**WORK TO BE COMPLETED:** Each line that holds the word "cause" should be returned.

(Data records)
* * * *

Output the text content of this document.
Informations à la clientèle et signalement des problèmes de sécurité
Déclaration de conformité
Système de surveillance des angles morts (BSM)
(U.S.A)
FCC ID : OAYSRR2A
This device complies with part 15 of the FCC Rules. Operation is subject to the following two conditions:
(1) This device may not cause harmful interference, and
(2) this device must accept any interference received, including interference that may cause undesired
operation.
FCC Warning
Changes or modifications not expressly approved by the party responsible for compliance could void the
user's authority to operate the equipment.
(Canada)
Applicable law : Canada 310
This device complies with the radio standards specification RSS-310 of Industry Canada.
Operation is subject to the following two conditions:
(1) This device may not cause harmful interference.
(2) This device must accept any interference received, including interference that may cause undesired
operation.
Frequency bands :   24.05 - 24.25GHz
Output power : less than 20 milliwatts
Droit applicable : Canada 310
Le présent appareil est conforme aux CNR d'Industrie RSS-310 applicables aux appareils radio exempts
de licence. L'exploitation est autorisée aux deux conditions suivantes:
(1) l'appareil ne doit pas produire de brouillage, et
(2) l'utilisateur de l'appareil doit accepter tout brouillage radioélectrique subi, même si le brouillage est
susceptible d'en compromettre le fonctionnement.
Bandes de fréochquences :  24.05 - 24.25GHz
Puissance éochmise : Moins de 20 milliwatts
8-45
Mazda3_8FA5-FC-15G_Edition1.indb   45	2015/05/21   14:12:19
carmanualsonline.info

* * * *

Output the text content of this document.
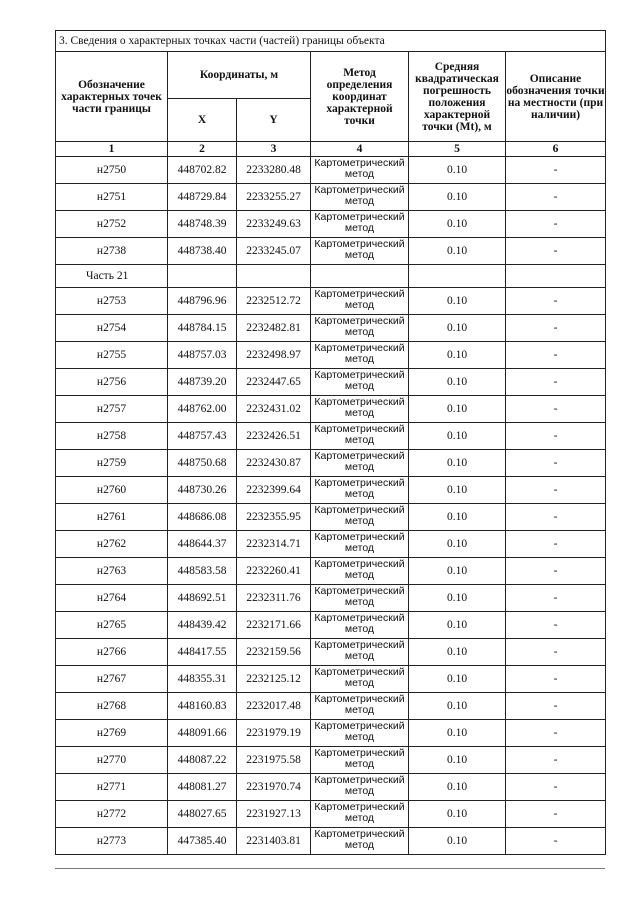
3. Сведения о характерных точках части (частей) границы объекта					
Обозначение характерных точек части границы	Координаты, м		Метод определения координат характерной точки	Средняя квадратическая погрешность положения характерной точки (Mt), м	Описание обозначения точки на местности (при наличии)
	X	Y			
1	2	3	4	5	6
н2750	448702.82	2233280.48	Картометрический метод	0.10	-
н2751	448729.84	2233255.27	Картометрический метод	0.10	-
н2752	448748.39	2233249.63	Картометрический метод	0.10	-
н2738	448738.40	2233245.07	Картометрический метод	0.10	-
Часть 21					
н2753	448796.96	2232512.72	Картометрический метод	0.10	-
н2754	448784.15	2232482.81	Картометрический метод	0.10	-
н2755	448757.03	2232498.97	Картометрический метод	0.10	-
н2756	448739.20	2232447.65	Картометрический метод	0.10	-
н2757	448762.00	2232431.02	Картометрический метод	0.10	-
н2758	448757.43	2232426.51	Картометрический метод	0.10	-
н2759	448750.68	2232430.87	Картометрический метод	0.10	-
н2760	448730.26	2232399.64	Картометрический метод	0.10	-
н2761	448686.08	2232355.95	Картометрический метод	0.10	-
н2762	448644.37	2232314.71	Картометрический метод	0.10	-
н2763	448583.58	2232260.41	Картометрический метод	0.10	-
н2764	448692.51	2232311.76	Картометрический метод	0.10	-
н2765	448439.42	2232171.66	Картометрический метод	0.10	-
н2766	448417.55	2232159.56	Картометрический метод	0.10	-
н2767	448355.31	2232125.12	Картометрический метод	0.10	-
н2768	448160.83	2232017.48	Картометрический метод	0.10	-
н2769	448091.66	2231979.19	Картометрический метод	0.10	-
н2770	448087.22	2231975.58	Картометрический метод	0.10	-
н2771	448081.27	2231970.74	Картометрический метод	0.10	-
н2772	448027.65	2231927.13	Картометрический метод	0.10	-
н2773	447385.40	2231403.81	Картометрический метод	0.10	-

* * * *

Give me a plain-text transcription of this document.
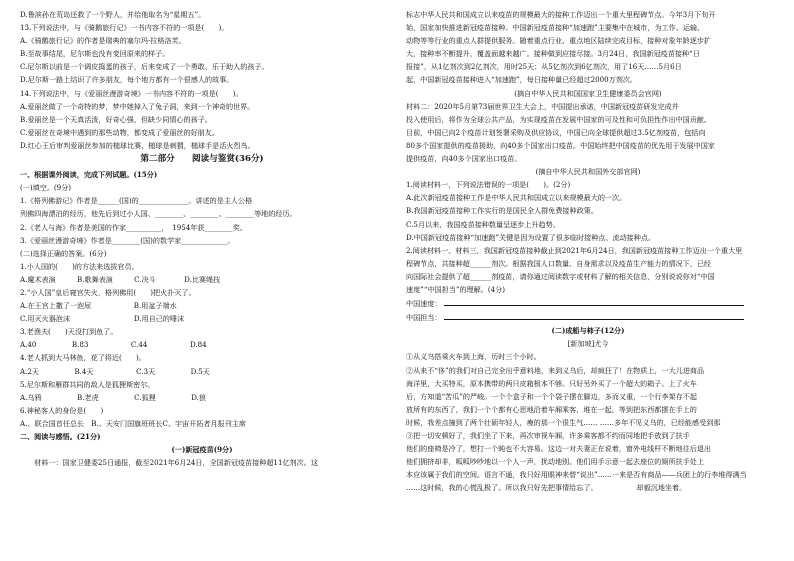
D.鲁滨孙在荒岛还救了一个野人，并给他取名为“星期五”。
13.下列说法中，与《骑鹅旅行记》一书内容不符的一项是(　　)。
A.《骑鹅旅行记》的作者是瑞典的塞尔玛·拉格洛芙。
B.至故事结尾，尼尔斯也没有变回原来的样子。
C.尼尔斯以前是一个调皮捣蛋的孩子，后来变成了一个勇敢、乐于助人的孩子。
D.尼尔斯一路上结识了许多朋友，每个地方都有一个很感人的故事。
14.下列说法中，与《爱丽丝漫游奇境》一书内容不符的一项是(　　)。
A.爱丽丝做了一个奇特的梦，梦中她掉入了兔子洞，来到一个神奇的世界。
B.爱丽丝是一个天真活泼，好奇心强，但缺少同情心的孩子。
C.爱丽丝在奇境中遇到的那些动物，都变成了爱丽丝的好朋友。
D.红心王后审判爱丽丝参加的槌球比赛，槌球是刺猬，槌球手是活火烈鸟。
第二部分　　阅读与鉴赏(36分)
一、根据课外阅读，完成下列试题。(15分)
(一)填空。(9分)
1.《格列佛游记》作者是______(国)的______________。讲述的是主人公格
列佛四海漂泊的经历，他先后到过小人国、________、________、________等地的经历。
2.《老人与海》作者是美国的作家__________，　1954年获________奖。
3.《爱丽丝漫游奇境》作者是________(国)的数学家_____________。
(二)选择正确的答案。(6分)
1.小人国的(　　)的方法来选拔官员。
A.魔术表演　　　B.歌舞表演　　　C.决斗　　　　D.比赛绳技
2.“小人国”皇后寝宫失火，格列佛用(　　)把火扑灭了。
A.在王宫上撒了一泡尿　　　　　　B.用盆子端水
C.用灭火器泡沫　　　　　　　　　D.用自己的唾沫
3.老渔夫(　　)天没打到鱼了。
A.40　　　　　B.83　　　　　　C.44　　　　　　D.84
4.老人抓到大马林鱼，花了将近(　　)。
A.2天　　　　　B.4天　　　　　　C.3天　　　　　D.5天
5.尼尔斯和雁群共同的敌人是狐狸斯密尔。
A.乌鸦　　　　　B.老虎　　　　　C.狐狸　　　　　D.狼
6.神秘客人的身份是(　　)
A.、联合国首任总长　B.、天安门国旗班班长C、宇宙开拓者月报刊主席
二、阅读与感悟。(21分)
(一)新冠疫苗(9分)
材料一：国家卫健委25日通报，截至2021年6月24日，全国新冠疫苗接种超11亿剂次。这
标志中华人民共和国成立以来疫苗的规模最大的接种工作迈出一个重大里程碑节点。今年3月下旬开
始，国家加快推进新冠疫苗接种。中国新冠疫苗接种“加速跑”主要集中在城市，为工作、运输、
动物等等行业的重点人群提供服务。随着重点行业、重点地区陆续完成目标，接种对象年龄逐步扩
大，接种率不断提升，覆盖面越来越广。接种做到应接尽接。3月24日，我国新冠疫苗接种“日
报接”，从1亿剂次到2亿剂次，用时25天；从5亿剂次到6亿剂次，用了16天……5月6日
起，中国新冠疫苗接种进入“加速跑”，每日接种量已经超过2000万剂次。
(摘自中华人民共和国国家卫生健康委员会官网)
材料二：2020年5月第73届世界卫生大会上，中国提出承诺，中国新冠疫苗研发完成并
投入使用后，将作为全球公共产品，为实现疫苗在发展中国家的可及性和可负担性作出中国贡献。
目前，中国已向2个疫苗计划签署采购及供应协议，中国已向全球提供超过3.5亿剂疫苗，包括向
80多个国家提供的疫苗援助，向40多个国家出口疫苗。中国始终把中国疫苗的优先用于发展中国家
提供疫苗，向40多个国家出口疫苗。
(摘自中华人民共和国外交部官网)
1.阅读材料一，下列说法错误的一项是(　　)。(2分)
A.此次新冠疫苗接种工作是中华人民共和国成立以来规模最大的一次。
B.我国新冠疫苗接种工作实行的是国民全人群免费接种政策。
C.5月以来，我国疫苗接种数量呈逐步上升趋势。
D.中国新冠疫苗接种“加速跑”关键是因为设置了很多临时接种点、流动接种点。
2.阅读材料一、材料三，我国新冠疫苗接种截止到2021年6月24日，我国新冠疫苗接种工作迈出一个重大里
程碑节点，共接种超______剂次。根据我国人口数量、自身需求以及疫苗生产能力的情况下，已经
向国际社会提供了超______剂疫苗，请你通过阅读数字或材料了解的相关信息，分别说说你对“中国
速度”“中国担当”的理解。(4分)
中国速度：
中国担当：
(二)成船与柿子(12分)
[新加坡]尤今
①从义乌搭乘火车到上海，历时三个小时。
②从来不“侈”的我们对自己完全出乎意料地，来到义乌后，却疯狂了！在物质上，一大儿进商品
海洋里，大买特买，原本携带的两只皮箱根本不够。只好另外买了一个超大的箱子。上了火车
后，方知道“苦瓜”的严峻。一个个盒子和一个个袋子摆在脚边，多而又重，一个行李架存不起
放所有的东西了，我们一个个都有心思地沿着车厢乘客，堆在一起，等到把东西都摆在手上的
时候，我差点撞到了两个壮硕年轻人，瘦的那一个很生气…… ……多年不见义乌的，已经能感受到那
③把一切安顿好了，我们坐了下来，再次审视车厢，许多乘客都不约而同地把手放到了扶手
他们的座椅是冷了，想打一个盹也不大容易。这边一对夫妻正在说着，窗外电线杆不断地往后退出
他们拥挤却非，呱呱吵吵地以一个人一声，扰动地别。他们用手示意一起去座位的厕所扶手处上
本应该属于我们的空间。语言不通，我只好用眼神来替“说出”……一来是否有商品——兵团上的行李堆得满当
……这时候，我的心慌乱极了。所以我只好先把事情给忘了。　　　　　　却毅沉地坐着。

* * * *

**RESPONSE FOR THIS EXERCISE:**
(1) This device may not cause harmful interference, and
(2) this device must accept any interference received, including interference that may cause undesired
(1) This device may not cause harmful interference.
(2) This device must accept any interference received, including interference that may cause undesired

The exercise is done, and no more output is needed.